>> START

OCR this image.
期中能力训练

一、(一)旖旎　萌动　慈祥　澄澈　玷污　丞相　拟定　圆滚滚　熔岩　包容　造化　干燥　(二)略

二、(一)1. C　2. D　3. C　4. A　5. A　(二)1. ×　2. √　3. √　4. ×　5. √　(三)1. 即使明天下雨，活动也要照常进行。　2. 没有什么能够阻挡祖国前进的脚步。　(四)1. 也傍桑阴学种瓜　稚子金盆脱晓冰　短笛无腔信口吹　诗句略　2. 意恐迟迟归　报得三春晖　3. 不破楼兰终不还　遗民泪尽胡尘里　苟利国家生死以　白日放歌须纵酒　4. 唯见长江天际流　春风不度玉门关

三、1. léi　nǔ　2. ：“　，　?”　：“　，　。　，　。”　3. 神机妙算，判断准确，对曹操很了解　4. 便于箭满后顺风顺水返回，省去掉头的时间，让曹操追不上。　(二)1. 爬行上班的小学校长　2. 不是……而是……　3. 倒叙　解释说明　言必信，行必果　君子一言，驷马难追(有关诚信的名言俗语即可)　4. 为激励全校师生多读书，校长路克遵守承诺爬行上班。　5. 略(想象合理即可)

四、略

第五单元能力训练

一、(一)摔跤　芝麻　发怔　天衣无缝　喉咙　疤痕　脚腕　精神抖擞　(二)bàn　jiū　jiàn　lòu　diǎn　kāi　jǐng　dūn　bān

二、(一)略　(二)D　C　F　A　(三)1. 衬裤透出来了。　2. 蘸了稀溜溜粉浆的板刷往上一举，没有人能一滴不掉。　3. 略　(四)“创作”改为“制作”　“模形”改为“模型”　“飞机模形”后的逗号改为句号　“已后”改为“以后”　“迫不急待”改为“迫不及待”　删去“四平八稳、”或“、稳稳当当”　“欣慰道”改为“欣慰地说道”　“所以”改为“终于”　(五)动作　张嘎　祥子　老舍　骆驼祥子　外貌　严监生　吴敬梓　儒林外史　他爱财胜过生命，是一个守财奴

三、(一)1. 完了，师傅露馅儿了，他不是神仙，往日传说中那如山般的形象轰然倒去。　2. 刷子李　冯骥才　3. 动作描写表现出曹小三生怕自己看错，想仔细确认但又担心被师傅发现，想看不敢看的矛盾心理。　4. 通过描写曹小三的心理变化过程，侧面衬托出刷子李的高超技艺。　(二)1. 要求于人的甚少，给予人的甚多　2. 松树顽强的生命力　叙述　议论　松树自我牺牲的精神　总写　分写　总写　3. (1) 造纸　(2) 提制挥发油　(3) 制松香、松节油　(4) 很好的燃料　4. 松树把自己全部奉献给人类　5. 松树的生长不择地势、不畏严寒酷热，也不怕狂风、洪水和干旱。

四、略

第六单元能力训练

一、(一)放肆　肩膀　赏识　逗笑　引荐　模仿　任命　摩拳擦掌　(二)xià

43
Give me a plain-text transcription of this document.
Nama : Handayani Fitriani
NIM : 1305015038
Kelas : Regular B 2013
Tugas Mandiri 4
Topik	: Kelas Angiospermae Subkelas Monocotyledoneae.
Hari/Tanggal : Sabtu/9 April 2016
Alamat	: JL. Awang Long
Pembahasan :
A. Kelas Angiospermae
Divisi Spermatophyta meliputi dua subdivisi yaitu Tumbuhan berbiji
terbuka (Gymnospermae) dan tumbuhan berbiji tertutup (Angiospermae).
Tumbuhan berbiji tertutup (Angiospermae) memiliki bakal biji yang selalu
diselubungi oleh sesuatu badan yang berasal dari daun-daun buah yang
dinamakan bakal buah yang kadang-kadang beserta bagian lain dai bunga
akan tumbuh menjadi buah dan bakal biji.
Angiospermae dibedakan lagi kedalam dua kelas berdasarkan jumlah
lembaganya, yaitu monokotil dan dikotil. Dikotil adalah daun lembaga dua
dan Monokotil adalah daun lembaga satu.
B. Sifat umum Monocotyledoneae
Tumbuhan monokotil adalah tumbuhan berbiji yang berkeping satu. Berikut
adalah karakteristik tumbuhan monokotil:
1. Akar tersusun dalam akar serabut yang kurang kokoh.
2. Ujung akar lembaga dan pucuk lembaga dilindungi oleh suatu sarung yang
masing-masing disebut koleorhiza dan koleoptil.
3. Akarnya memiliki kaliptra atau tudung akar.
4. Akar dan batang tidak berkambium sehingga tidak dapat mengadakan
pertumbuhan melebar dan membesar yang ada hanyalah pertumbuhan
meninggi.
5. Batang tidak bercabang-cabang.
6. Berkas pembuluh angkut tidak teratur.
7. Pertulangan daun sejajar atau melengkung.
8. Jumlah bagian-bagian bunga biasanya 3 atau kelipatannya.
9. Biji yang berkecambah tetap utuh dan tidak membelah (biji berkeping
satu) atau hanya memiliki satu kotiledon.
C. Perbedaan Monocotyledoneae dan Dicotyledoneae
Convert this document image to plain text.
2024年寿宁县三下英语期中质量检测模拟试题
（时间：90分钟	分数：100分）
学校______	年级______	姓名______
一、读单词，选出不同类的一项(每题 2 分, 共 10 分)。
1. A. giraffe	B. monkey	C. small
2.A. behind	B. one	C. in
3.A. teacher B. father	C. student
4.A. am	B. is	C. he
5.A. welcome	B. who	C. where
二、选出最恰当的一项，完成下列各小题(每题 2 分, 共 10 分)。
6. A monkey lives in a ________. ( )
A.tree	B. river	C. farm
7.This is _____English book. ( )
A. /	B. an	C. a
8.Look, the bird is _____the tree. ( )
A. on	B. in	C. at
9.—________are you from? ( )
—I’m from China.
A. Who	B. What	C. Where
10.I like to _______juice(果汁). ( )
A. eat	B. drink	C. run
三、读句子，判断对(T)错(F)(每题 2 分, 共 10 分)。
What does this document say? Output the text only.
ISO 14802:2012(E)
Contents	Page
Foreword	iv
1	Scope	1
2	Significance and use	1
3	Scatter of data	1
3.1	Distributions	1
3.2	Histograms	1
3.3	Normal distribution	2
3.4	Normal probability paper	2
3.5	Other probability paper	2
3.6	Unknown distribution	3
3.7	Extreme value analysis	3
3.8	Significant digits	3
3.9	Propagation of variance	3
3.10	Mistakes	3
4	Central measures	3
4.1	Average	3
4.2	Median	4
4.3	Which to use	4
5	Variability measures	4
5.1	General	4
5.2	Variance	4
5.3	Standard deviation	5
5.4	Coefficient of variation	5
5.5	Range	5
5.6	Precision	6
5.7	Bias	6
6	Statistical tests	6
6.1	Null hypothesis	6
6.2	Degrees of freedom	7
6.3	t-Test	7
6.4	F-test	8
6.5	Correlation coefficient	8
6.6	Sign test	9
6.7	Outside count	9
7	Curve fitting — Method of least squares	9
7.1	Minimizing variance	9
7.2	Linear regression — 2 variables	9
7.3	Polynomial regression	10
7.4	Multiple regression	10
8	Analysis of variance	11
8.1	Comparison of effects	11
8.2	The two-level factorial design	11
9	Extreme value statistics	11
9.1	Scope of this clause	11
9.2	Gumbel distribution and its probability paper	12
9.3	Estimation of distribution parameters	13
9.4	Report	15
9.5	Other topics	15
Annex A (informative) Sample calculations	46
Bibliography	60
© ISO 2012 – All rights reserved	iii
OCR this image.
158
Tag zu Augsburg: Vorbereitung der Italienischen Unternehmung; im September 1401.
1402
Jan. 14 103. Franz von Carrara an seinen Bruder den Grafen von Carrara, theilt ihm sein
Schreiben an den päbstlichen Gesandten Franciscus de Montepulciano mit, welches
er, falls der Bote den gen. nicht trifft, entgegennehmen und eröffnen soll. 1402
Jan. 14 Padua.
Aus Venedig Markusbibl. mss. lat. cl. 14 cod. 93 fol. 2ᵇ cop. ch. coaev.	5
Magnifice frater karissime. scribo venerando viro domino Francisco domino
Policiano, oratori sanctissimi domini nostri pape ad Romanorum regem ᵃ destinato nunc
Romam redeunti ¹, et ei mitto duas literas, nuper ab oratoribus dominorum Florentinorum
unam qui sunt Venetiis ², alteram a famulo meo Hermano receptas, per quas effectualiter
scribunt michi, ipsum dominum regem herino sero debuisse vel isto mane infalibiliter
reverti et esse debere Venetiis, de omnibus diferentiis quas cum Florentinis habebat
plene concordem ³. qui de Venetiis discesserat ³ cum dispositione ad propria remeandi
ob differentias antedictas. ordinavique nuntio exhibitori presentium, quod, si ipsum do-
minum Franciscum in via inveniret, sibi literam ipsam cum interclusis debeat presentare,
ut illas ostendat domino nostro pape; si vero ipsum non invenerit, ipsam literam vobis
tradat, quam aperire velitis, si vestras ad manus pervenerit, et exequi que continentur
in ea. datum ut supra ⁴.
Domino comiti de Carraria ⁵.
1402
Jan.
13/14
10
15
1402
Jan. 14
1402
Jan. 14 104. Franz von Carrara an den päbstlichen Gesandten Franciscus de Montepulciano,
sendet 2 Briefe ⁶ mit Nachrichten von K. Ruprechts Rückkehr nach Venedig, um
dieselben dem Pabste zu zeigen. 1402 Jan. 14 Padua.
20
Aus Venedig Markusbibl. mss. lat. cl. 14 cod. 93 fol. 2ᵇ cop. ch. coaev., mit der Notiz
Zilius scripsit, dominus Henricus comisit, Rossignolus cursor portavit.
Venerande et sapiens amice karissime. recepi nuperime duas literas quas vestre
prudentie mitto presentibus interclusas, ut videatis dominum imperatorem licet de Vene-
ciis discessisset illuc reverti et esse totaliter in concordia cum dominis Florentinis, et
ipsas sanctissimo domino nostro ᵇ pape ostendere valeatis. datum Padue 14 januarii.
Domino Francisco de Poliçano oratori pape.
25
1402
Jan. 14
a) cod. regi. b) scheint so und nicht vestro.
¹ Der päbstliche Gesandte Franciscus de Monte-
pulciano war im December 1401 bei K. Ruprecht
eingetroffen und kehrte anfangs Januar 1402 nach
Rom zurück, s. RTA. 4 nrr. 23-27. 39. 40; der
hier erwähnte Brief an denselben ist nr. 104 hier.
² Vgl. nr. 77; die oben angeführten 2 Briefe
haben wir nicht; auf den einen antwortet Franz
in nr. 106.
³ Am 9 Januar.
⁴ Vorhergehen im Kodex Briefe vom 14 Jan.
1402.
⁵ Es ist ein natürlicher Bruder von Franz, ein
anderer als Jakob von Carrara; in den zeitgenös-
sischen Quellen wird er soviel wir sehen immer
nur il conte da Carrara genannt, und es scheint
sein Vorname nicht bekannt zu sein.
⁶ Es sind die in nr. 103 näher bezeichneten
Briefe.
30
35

>> END

◆ Your goal
Find all lines with "datum" in them and copy each one.

◆ Solution to this problem
in ea. datum ut supra ⁴.
ipsas sanctissimo domino nostro ᵇ pape ostendere valeatis. datum Padue 14 januarii.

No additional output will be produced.